§ REQUIRED TASK
Can you write out, unchanged, the data from the line containing "wordmark: meyka: [1027, 702, 1151, 744]" through the line containing "Give me the"?

(Page element annotations)
____________
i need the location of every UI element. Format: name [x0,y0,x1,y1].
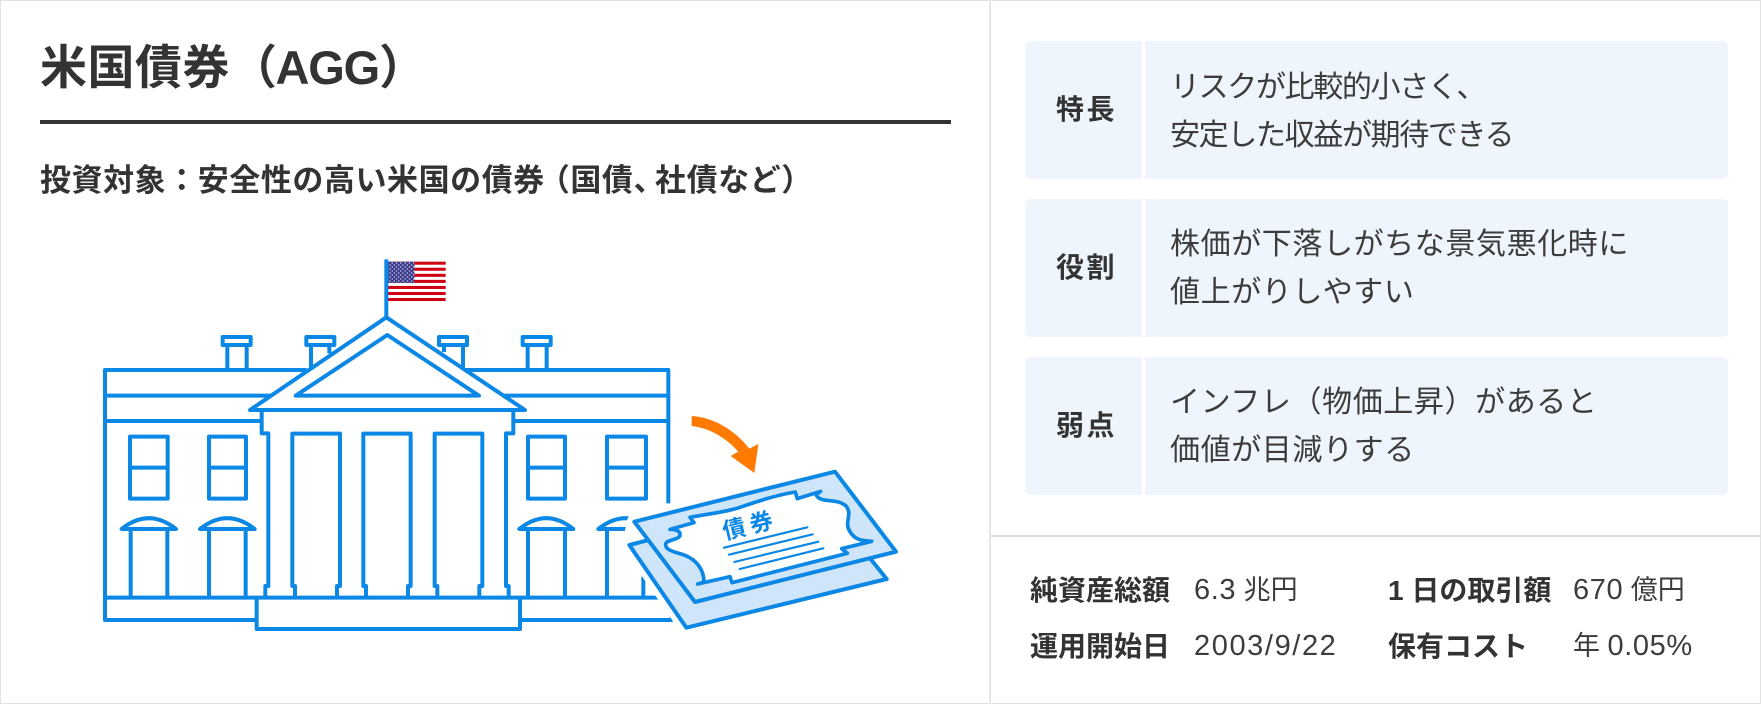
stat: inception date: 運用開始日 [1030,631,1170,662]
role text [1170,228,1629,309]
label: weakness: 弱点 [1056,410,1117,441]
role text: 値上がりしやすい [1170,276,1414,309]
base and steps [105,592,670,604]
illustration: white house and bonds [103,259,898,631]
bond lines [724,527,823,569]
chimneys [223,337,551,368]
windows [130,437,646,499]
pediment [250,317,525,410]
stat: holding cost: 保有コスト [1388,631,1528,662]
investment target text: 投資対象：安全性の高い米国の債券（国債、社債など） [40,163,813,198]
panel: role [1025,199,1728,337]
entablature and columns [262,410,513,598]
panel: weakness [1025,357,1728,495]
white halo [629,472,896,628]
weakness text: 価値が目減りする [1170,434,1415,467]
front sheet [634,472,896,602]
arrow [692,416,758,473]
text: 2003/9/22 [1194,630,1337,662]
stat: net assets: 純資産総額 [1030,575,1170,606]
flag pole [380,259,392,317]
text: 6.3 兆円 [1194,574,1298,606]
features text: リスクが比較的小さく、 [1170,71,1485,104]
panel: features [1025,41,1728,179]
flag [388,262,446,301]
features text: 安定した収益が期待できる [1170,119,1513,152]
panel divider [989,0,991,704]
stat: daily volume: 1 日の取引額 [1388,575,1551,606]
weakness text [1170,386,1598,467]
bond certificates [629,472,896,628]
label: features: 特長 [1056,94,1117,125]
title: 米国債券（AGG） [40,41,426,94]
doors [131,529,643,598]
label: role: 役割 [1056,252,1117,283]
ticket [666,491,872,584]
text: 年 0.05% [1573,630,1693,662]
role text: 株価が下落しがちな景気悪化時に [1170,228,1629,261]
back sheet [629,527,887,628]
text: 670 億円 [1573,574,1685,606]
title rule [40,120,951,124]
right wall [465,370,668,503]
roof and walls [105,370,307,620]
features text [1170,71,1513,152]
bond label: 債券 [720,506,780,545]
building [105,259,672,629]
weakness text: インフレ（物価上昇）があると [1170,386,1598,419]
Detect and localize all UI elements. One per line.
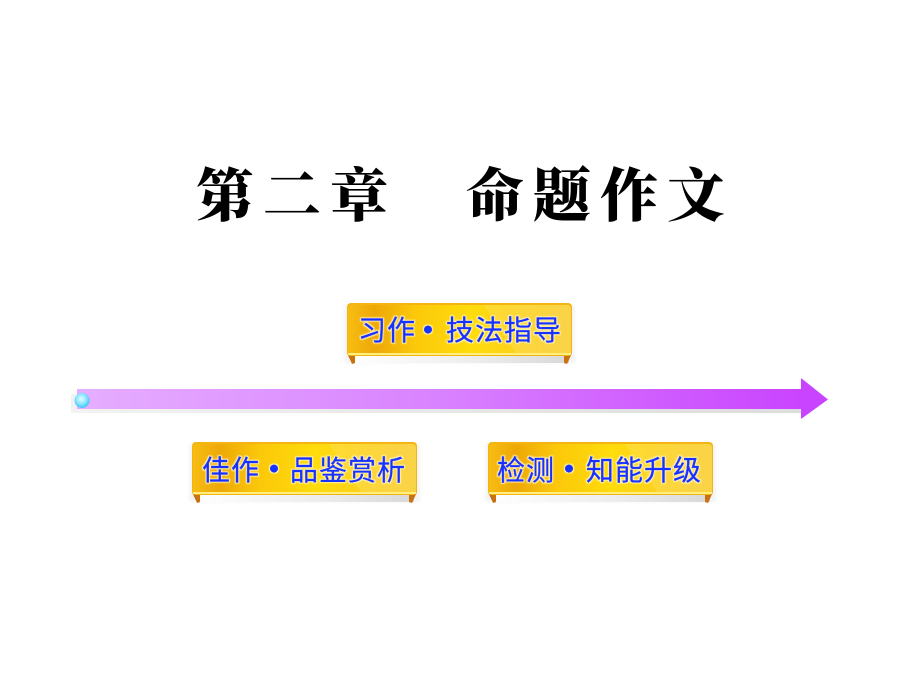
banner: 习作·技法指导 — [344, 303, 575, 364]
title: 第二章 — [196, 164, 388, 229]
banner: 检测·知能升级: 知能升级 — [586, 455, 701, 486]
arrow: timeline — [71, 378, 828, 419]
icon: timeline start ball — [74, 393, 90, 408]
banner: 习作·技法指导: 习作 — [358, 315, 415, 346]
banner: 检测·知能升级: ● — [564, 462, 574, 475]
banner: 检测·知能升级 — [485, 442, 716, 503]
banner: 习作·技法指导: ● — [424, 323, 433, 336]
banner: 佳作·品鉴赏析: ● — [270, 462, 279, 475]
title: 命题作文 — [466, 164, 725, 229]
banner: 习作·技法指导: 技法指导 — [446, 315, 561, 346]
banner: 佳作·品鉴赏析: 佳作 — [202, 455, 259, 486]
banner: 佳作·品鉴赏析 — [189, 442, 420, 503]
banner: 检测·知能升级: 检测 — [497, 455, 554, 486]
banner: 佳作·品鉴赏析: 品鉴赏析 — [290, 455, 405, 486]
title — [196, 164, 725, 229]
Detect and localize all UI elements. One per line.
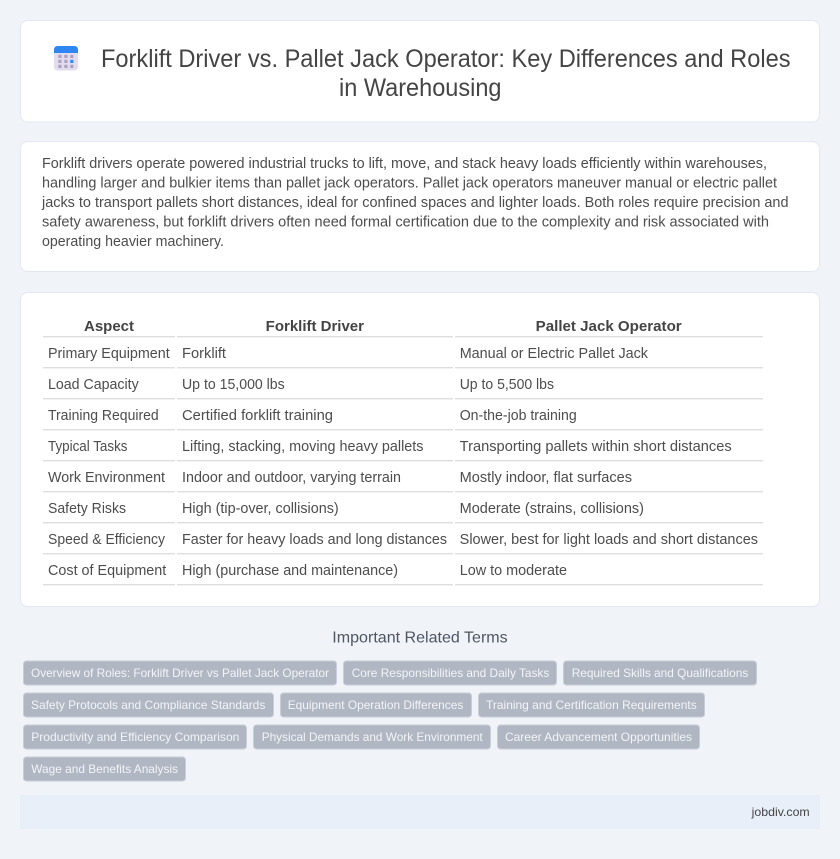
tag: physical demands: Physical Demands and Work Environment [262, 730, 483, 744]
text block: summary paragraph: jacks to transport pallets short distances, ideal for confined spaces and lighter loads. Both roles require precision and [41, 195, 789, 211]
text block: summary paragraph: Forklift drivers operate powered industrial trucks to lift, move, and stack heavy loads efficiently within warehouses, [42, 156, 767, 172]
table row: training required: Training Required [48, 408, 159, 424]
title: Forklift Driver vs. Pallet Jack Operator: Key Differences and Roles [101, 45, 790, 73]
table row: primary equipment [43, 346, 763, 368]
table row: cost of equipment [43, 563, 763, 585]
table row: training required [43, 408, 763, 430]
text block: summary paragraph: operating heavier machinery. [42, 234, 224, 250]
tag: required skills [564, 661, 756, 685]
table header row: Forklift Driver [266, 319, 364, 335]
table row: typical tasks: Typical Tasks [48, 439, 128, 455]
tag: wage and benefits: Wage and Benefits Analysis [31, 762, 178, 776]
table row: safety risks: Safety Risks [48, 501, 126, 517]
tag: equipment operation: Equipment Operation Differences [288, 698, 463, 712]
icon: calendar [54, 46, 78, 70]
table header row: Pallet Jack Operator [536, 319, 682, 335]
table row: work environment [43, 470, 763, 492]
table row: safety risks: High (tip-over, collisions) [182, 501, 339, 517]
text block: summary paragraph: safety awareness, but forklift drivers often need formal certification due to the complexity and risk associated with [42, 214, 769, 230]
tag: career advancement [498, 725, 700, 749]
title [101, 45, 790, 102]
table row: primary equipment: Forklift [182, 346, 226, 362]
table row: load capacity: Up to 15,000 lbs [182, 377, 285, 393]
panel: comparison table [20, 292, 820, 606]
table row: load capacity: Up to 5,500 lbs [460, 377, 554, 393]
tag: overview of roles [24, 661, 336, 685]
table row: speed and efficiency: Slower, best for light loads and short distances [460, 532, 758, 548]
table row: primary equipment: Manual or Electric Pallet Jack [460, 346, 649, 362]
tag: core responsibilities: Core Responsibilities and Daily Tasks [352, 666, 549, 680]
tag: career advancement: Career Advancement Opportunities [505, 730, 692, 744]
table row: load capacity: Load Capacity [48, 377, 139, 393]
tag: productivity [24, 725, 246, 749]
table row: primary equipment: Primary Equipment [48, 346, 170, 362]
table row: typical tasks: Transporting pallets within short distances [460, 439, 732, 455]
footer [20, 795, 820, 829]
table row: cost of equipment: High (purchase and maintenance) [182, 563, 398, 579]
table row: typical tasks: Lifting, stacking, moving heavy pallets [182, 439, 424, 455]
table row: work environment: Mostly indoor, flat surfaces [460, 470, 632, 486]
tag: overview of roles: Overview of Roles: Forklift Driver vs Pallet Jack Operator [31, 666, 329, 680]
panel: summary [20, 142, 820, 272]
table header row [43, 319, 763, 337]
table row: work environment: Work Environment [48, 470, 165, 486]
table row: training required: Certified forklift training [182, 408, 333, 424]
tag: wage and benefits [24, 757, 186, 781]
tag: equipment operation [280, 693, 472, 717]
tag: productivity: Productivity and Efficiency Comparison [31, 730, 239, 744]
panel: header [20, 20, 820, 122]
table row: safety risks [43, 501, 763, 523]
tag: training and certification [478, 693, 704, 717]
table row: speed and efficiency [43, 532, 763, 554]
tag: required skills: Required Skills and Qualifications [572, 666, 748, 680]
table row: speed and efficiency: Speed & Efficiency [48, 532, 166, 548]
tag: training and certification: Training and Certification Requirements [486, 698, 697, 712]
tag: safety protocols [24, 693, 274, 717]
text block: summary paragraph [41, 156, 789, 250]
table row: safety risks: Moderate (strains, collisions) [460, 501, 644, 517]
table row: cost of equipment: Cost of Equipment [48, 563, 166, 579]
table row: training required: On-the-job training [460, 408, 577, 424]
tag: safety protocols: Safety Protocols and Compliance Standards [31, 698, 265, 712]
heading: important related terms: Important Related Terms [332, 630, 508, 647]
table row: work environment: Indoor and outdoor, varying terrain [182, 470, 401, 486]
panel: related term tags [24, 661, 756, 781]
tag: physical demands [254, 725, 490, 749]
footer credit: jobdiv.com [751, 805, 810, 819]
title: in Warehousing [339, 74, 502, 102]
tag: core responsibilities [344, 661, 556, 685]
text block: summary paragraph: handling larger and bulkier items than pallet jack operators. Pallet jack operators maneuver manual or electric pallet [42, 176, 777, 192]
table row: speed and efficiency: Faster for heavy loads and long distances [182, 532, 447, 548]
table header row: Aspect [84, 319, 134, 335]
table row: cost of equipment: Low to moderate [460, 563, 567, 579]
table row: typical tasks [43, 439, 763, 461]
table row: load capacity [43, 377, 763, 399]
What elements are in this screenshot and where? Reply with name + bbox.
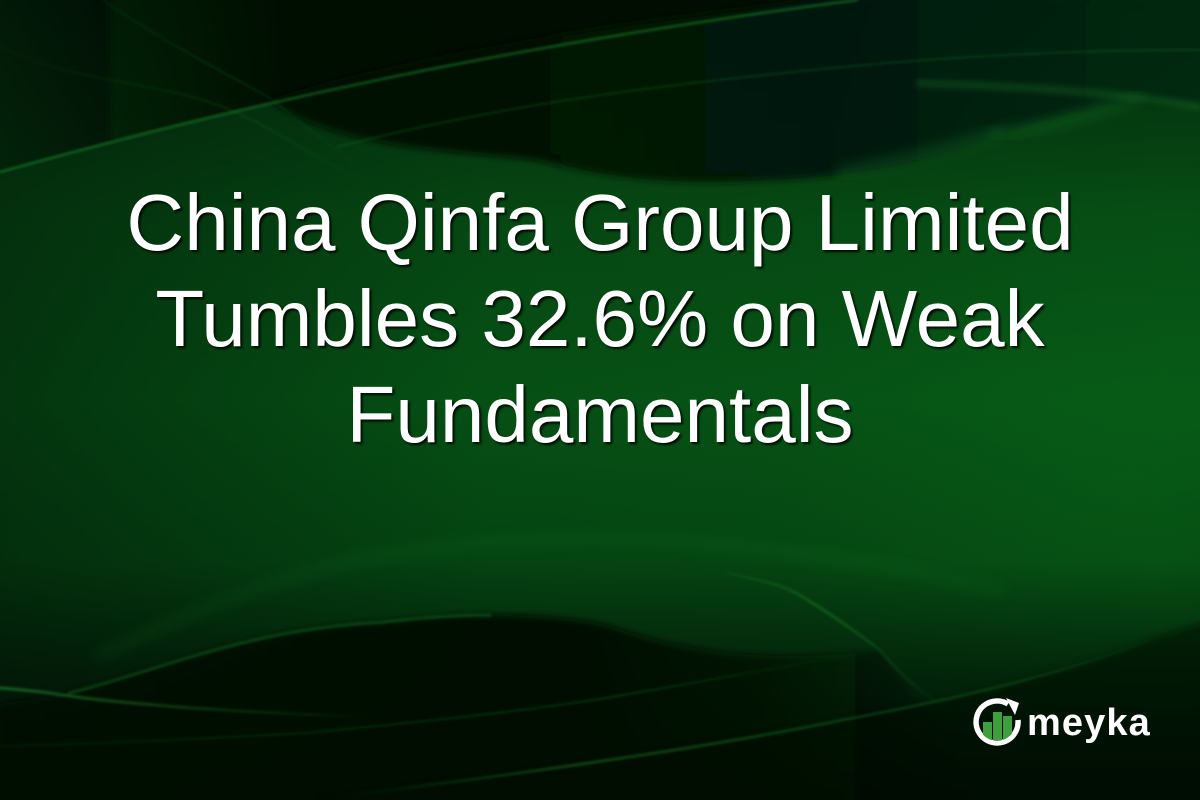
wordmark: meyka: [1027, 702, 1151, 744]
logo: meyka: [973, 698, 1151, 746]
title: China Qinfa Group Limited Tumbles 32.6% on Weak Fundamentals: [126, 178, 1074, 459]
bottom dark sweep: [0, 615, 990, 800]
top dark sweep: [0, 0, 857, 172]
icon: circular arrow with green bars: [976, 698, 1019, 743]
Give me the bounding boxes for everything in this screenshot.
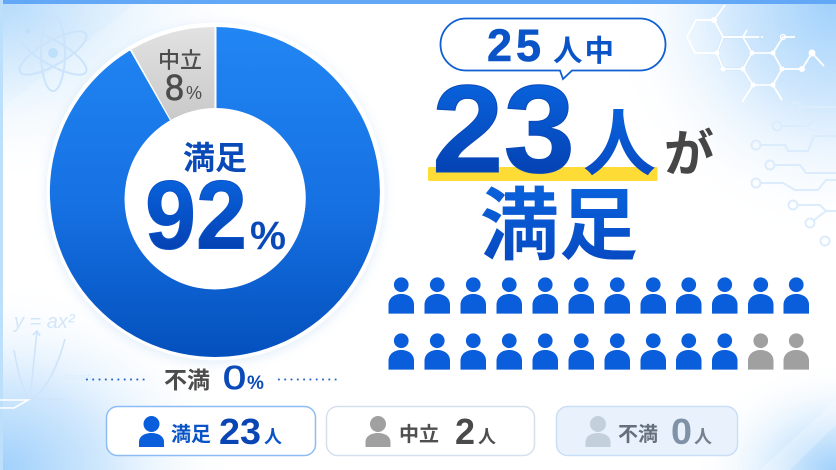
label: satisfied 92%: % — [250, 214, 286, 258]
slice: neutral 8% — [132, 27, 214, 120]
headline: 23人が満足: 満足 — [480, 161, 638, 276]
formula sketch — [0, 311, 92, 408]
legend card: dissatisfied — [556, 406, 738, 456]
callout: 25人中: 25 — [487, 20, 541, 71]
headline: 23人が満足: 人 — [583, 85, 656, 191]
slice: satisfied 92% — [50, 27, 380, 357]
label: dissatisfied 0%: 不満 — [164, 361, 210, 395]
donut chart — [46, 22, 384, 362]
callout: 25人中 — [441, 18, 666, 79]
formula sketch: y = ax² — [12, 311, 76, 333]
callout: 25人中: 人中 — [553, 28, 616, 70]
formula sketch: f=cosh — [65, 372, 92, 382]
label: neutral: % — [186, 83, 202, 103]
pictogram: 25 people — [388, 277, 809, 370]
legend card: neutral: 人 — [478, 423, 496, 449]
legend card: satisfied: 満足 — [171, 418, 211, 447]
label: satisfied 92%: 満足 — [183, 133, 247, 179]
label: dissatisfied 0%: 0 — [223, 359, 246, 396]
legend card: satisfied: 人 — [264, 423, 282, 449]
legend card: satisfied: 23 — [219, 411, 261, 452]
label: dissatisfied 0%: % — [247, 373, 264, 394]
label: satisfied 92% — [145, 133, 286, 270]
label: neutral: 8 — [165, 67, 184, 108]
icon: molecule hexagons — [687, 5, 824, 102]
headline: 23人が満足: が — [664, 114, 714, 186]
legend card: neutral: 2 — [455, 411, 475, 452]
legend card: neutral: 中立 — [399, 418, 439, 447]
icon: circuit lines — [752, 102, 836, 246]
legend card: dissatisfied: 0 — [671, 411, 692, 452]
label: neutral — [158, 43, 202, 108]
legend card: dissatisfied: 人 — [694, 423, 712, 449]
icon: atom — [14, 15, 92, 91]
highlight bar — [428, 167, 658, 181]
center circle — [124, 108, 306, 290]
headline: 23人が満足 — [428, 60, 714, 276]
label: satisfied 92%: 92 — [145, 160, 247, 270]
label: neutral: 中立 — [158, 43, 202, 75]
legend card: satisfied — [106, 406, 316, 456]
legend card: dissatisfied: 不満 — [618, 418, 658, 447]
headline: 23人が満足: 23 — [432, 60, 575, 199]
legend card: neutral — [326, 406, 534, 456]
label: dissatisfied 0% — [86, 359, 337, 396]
____________
§ EXERCISE RESULT
wordmark: meyka: [1027, 702, 1151, 744]
logo: meyka: [973, 698, 1151, 746]
title: China Qinfa Group Limited Tumbles 32.6% on Weak Fundamentals: [126, 178, 1074, 459]
bottom dark sweep: [0, 615, 990, 800]
top dark sweep: [0, 0, 857, 172]
icon: circular arrow with green bars: [976, 698, 1019, 743]
Give me the bounding boxes for everything in this screenshot.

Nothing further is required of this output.